* What the task asks *
Please print all of the material below, word for word.

* Supplied entries *
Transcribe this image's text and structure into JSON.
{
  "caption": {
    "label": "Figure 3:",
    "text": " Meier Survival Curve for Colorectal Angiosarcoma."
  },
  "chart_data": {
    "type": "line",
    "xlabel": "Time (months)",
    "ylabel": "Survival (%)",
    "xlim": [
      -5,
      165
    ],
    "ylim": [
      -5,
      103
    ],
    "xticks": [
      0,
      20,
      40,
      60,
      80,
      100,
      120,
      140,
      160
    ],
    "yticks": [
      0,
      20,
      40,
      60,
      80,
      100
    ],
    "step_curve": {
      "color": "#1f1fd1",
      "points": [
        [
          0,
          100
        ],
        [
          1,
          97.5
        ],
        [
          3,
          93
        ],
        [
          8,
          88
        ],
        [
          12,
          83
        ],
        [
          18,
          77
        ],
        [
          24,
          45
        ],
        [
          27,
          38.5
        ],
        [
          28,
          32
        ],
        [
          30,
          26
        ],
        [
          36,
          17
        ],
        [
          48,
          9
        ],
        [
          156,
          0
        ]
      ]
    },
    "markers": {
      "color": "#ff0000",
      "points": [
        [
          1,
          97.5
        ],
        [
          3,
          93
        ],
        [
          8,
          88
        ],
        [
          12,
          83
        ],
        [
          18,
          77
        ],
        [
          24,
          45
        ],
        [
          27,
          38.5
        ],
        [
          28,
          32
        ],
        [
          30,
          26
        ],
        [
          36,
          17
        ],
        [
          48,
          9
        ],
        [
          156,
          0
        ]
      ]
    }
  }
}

* Reply *
Transcribe this image's text and structure into JSON.
{
  "caption": {
    "label": "Figure 3:",
    "text": " Meier Survival Curve for Colorectal Angiosarcoma."
  },
  "chart_data": {
    "type": "line",
    "xlabel": "Time (months)",
    "ylabel": "Survival (%)",
    "xlim": [
      -5,
      165
    ],
    "ylim": [
      -5,
      103
    ],
    "xticks": [
      0,
      20,
      40,
      60,
      80,
      100,
      120,
      140,
      160
    ],
    "yticks": [
      0,
      20,
      40,
      60,
      80,
      100
    ],
    "step_curve": {
      "color": "#1f1fd1",
      "points": [
        [
          0,
          100
        ],
        [
          1,
          97.5
        ],
        [
          3,
          93
        ],
        [
          8,
          88
        ],
        [
          12,
          83
        ],
        [
          18,
          77
        ],
        [
          24,
          45
        ],
        [
          27,
          38.5
        ],
        [
          28,
          32
        ],
        [
          30,
          26
        ],
        [
          36,
          17
        ],
        [
          48,
          9
        ],
        [
          156,
          0
        ]
      ]
    },
    "markers": {
      "color": "#ff0000",
      "points": [
        [
          1,
          97.5
        ],
        [
          3,
          93
        ],
        [
          8,
          88
        ],
        [
          12,
          83
        ],
        [
          18,
          77
        ],
        [
          24,
          45
        ],
        [
          27,
          38.5
        ],
        [
          28,
          32
        ],
        [
          30,
          26
        ],
        [
          36,
          17
        ],
        [
          48,
          9
        ],
        [
          156,
          0
        ]
      ]
    }
  }
}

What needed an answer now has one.